## WHAT IS ASKED
Extract every record, keeping each one exactly as it is.
BEGIN MATERIAL SUPPLIED
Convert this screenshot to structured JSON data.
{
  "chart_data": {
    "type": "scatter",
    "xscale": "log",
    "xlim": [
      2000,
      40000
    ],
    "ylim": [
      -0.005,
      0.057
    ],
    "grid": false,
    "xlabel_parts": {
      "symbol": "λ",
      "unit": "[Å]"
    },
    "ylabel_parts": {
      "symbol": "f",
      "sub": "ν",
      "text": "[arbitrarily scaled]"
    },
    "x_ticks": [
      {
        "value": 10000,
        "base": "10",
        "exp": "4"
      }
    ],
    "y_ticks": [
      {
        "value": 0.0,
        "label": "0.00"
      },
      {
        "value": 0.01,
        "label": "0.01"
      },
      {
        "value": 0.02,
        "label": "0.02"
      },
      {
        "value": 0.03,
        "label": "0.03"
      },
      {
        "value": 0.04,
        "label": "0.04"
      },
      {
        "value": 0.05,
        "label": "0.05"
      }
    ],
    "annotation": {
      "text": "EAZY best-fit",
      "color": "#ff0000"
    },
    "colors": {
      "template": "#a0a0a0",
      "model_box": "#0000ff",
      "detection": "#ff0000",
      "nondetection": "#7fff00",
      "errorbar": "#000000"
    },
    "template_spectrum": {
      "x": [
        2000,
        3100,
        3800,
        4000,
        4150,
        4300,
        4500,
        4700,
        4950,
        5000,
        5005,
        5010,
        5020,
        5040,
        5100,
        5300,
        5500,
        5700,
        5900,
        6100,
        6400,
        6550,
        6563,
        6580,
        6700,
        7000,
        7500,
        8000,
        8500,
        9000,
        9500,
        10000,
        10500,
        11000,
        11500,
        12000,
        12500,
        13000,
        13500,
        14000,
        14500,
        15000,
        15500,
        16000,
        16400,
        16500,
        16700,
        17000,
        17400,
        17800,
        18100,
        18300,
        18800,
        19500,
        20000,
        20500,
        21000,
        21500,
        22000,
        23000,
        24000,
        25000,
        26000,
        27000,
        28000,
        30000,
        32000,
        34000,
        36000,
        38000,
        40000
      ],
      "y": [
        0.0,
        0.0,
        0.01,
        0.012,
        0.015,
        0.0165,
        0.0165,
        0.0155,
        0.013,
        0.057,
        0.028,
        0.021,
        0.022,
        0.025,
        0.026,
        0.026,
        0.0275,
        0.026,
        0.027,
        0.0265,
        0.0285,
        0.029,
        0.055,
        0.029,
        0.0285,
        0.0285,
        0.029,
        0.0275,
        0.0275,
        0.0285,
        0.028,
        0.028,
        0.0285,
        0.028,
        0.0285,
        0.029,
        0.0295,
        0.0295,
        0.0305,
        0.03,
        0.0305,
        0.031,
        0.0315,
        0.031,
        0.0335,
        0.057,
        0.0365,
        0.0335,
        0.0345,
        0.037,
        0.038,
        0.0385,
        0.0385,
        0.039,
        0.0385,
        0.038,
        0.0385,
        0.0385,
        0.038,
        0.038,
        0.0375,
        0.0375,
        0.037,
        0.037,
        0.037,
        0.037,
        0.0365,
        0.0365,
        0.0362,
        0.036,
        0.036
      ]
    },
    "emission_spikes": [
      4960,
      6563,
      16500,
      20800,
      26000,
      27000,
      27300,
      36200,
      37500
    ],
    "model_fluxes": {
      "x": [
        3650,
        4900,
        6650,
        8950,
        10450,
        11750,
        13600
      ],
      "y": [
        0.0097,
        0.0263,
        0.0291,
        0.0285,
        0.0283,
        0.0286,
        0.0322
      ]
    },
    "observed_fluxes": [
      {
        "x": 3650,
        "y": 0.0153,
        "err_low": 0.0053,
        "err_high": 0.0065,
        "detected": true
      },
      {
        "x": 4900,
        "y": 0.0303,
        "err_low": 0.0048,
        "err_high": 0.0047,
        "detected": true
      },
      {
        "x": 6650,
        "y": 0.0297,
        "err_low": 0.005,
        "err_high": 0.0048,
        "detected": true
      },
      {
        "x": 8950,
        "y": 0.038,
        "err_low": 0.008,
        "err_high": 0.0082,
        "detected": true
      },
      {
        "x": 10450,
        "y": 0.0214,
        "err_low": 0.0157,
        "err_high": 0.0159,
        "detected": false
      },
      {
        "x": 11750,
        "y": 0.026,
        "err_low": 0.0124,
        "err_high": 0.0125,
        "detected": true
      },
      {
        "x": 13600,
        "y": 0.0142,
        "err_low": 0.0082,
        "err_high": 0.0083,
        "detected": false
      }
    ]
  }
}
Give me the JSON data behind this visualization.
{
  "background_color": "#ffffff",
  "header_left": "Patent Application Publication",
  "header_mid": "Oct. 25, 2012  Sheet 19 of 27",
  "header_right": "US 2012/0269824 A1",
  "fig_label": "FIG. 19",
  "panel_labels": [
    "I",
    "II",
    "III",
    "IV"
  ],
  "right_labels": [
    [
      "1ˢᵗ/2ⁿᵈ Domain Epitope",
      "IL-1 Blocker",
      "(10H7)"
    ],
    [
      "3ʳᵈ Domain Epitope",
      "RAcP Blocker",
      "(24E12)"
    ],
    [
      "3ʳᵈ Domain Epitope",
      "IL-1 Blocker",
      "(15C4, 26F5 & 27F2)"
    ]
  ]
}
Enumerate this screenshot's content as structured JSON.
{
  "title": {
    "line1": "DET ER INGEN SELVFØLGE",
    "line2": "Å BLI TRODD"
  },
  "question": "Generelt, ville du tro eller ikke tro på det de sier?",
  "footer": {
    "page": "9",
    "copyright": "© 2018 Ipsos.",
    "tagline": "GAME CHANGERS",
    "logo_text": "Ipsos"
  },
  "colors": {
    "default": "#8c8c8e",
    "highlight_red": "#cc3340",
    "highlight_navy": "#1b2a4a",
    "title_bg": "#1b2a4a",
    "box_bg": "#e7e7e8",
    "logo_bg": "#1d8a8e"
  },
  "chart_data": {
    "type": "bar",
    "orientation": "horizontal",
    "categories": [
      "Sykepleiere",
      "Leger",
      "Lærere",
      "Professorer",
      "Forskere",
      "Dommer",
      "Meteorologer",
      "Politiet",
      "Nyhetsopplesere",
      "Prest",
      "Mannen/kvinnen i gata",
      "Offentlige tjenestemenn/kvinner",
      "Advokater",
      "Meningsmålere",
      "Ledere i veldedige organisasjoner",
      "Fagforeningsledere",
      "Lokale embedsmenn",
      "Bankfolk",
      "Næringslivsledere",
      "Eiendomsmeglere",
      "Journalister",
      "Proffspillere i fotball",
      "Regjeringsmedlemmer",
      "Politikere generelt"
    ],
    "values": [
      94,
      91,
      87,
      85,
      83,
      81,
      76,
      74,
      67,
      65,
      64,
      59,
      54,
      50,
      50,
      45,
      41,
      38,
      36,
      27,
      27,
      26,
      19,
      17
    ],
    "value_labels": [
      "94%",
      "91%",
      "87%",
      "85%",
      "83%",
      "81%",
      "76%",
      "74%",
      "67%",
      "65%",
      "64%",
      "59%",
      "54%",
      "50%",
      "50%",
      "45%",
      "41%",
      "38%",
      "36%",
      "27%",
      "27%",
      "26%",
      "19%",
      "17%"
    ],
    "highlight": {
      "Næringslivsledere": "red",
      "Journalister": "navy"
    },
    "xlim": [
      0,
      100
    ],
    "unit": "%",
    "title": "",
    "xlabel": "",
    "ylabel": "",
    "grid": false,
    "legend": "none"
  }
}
END MATERIAL SUPPLIED
## ANSWER IN FULL
Convert this screenshot to structured JSON data.
{
  "chart_data": {
    "type": "scatter",
    "xscale": "log",
    "xlim": [
      2000,
      40000
    ],
    "ylim": [
      -0.005,
      0.057
    ],
    "grid": false,
    "xlabel_parts": {
      "symbol": "λ",
      "unit": "[Å]"
    },
    "ylabel_parts": {
      "symbol": "f",
      "sub": "ν",
      "text": "[arbitrarily scaled]"
    },
    "x_ticks": [
      {
        "value": 10000,
        "base": "10",
        "exp": "4"
      }
    ],
    "y_ticks": [
      {
        "value": 0.0,
        "label": "0.00"
      },
      {
        "value": 0.01,
        "label": "0.01"
      },
      {
        "value": 0.02,
        "label": "0.02"
      },
      {
        "value": 0.03,
        "label": "0.03"
      },
      {
        "value": 0.04,
        "label": "0.04"
      },
      {
        "value": 0.05,
        "label": "0.05"
      }
    ],
    "annotation": {
      "text": "EAZY best-fit",
      "color": "#ff0000"
    },
    "colors": {
      "template": "#a0a0a0",
      "model_box": "#0000ff",
      "detection": "#ff0000",
      "nondetection": "#7fff00",
      "errorbar": "#000000"
    },
    "template_spectrum": {
      "x": [
        2000,
        3100,
        3800,
        4000,
        4150,
        4300,
        4500,
        4700,
        4950,
        5000,
        5005,
        5010,
        5020,
        5040,
        5100,
        5300,
        5500,
        5700,
        5900,
        6100,
        6400,
        6550,
        6563,
        6580,
        6700,
        7000,
        7500,
        8000,
        8500,
        9000,
        9500,
        10000,
        10500,
        11000,
        11500,
        12000,
        12500,
        13000,
        13500,
        14000,
        14500,
        15000,
        15500,
        16000,
        16400,
        16500,
        16700,
        17000,
        17400,
        17800,
        18100,
        18300,
        18800,
        19500,
        20000,
        20500,
        21000,
        21500,
        22000,
        23000,
        24000,
        25000,
        26000,
        27000,
        28000,
        30000,
        32000,
        34000,
        36000,
        38000,
        40000
      ],
      "y": [
        0.0,
        0.0,
        0.01,
        0.012,
        0.015,
        0.0165,
        0.0165,
        0.0155,
        0.013,
        0.057,
        0.028,
        0.021,
        0.022,
        0.025,
        0.026,
        0.026,
        0.0275,
        0.026,
        0.027,
        0.0265,
        0.0285,
        0.029,
        0.055,
        0.029,
        0.0285,
        0.0285,
        0.029,
        0.0275,
        0.0275,
        0.0285,
        0.028,
        0.028,
        0.0285,
        0.028,
        0.0285,
        0.029,
        0.0295,
        0.0295,
        0.0305,
        0.03,
        0.0305,
        0.031,
        0.0315,
        0.031,
        0.0335,
        0.057,
        0.0365,
        0.0335,
        0.0345,
        0.037,
        0.038,
        0.0385,
        0.0385,
        0.039,
        0.0385,
        0.038,
        0.0385,
        0.0385,
        0.038,
        0.038,
        0.0375,
        0.0375,
        0.037,
        0.037,
        0.037,
        0.037,
        0.0365,
        0.0365,
        0.0362,
        0.036,
        0.036
      ]
    },
    "emission_spikes": [
      4960,
      6563,
      16500,
      20800,
      26000,
      27000,
      27300,
      36200,
      37500
    ],
    "model_fluxes": {
      "x": [
        3650,
        4900,
        6650,
        8950,
        10450,
        11750,
        13600
      ],
      "y": [
        0.0097,
        0.0263,
        0.0291,
        0.0285,
        0.0283,
        0.0286,
        0.0322
      ]
    },
    "observed_fluxes": [
      {
        "x": 3650,
        "y": 0.0153,
        "err_low": 0.0053,
        "err_high": 0.0065,
        "detected": true
      },
      {
        "x": 4900,
        "y": 0.0303,
        "err_low": 0.0048,
        "err_high": 0.0047,
        "detected": true
      },
      {
        "x": 6650,
        "y": 0.0297,
        "err_low": 0.005,
        "err_high": 0.0048,
        "detected": true
      },
      {
        "x": 8950,
        "y": 0.038,
        "err_low": 0.008,
        "err_high": 0.0082,
        "detected": true
      },
      {
        "x": 10450,
        "y": 0.0214,
        "err_low": 0.0157,
        "err_high": 0.0159,
        "detected": false
      },
      {
        "x": 11750,
        "y": 0.026,
        "err_low": 0.0124,
        "err_high": 0.0125,
        "detected": true
      },
      {
        "x": 13600,
        "y": 0.0142,
        "err_low": 0.0082,
        "err_high": 0.0083,
        "detected": false
      }
    ]
  }
}
Give me the JSON data behind this visualization.
{
  "background_color": "#ffffff",
  "header_left": "Patent Application Publication",
  "header_mid": "Oct. 25, 2012  Sheet 19 of 27",
  "header_right": "US 2012/0269824 A1",
  "fig_label": "FIG. 19",
  "panel_labels": [
    "I",
    "II",
    "III",
    "IV"
  ],
  "right_labels": [
    [
      "1ˢᵗ/2ⁿᵈ Domain Epitope",
      "IL-1 Blocker",
      "(10H7)"
    ],
    [
      "3ʳᵈ Domain Epitope",
      "RAcP Blocker",
      "(24E12)"
    ],
    [
      "3ʳᵈ Domain Epitope",
      "IL-1 Blocker",
      "(15C4, 26F5 & 27F2)"
    ]
  ]
}
Enumerate this screenshot's content as structured JSON.
{
  "title": {
    "line1": "DET ER INGEN SELVFØLGE",
    "line2": "Å BLI TRODD"
  },
  "question": "Generelt, ville du tro eller ikke tro på det de sier?",
  "footer": {
    "page": "9",
    "copyright": "© 2018 Ipsos.",
    "tagline": "GAME CHANGERS",
    "logo_text": "Ipsos"
  },
  "colors": {
    "default": "#8c8c8e",
    "highlight_red": "#cc3340",
    "highlight_navy": "#1b2a4a",
    "title_bg": "#1b2a4a",
    "box_bg": "#e7e7e8",
    "logo_bg": "#1d8a8e"
  },
  "chart_data": {
    "type": "bar",
    "orientation": "horizontal",
    "categories": [
      "Sykepleiere",
      "Leger",
      "Lærere",
      "Professorer",
      "Forskere",
      "Dommer",
      "Meteorologer",
      "Politiet",
      "Nyhetsopplesere",
      "Prest",
      "Mannen/kvinnen i gata",
      "Offentlige tjenestemenn/kvinner",
      "Advokater",
      "Meningsmålere",
      "Ledere i veldedige organisasjoner",
      "Fagforeningsledere",
      "Lokale embedsmenn",
      "Bankfolk",
      "Næringslivsledere",
      "Eiendomsmeglere",
      "Journalister",
      "Proffspillere i fotball",
      "Regjeringsmedlemmer",
      "Politikere generelt"
    ],
    "values": [
      94,
      91,
      87,
      85,
      83,
      81,
      76,
      74,
      67,
      65,
      64,
      59,
      54,
      50,
      50,
      45,
      41,
      38,
      36,
      27,
      27,
      26,
      19,
      17
    ],
    "value_labels": [
      "94%",
      "91%",
      "87%",
      "85%",
      "83%",
      "81%",
      "76%",
      "74%",
      "67%",
      "65%",
      "64%",
      "59%",
      "54%",
      "50%",
      "50%",
      "45%",
      "41%",
      "38%",
      "36%",
      "27%",
      "27%",
      "26%",
      "19%",
      "17%"
    ],
    "highlight": {
      "Næringslivsledere": "red",
      "Journalister": "navy"
    },
    "xlim": [
      0,
      100
    ],
    "unit": "%",
    "title": "",
    "xlabel": "",
    "ylabel": "",
    "grid": false,
    "legend": "none"
  }
}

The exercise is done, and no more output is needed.